• Data for the task:

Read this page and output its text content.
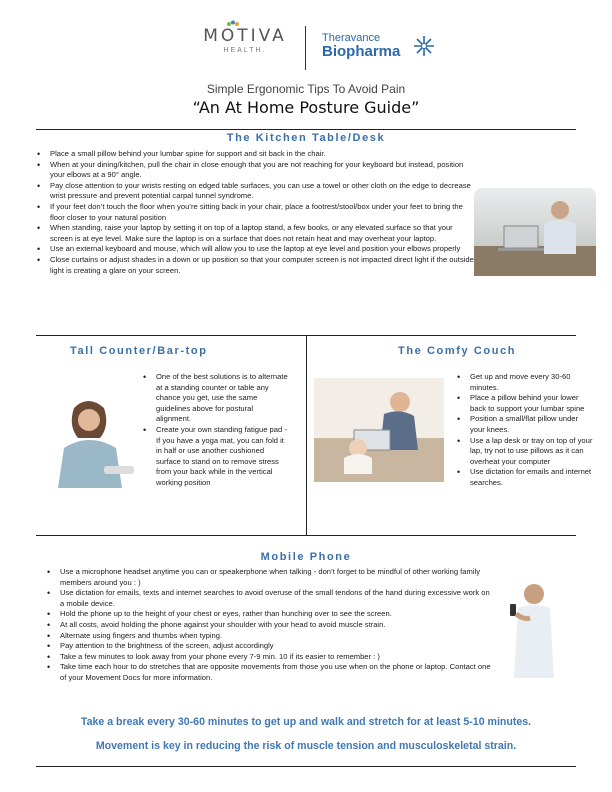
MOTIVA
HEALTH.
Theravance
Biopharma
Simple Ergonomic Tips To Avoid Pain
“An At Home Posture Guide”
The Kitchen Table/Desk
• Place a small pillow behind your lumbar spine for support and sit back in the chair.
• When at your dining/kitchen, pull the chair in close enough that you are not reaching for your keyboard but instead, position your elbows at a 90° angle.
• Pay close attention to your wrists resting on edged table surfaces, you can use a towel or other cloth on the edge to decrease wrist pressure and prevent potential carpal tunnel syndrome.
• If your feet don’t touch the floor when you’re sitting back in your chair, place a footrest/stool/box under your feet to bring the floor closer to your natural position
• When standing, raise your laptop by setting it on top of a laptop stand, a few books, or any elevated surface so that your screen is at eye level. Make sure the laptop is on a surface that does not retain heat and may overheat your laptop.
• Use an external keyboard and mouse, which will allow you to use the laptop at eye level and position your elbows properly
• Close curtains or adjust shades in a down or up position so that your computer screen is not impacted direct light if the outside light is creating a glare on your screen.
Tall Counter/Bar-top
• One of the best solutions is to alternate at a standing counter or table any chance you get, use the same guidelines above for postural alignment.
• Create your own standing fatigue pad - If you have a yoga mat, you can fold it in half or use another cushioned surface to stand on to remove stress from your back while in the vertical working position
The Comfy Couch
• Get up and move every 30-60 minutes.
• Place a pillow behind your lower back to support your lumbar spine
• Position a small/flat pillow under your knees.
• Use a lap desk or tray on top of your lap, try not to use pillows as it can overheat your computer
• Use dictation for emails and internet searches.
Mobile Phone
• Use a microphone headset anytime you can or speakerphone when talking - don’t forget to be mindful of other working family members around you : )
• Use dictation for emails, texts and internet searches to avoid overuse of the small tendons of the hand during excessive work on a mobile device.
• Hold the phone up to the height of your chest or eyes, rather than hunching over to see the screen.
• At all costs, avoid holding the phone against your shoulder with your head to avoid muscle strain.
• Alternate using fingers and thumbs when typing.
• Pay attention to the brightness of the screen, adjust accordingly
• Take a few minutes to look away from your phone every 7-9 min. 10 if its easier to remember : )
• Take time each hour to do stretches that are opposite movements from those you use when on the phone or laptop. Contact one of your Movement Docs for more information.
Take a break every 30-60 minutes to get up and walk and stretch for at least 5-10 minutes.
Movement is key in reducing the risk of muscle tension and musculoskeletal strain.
--
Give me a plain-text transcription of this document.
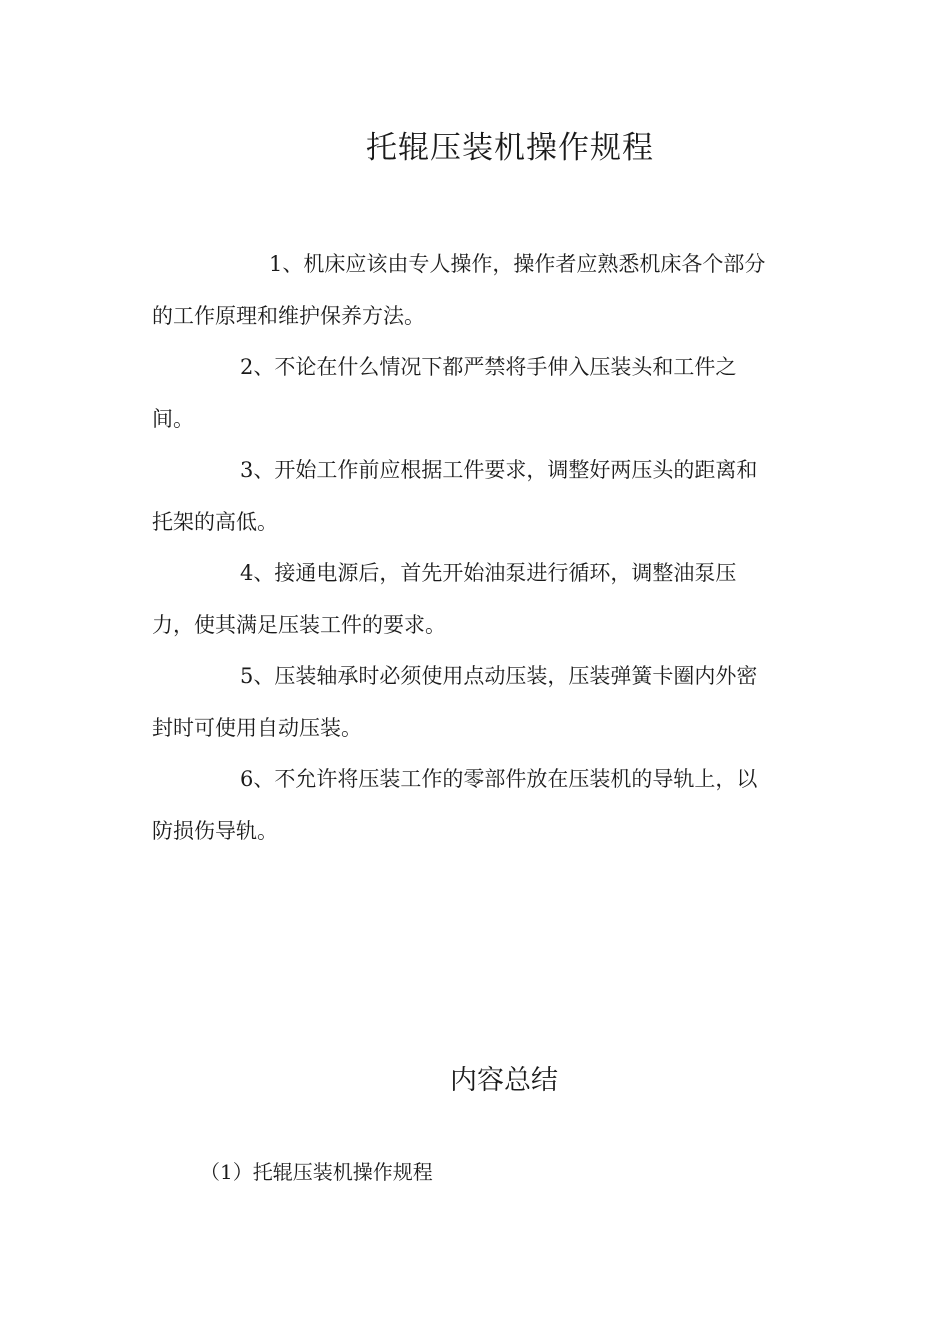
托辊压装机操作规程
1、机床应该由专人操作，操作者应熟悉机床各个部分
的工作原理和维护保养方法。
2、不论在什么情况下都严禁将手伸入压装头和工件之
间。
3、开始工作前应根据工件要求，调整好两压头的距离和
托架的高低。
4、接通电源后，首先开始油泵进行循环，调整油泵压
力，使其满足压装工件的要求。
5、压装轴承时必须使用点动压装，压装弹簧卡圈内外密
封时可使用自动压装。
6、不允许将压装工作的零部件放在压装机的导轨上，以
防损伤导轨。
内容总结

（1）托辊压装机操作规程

• Task details: Search the data above for the word "level", then gather each line in which it appears.

• Task solution:
• When standing, raise your laptop by setting it on top of a laptop stand, a few books, or any elevated surface so that your screen is at eye level. Make sure the laptop is on a surface that does not retain heat and may overheat your laptop.
• Use an external keyboard and mouse, which will allow you to use the laptop at eye level and position your elbows properly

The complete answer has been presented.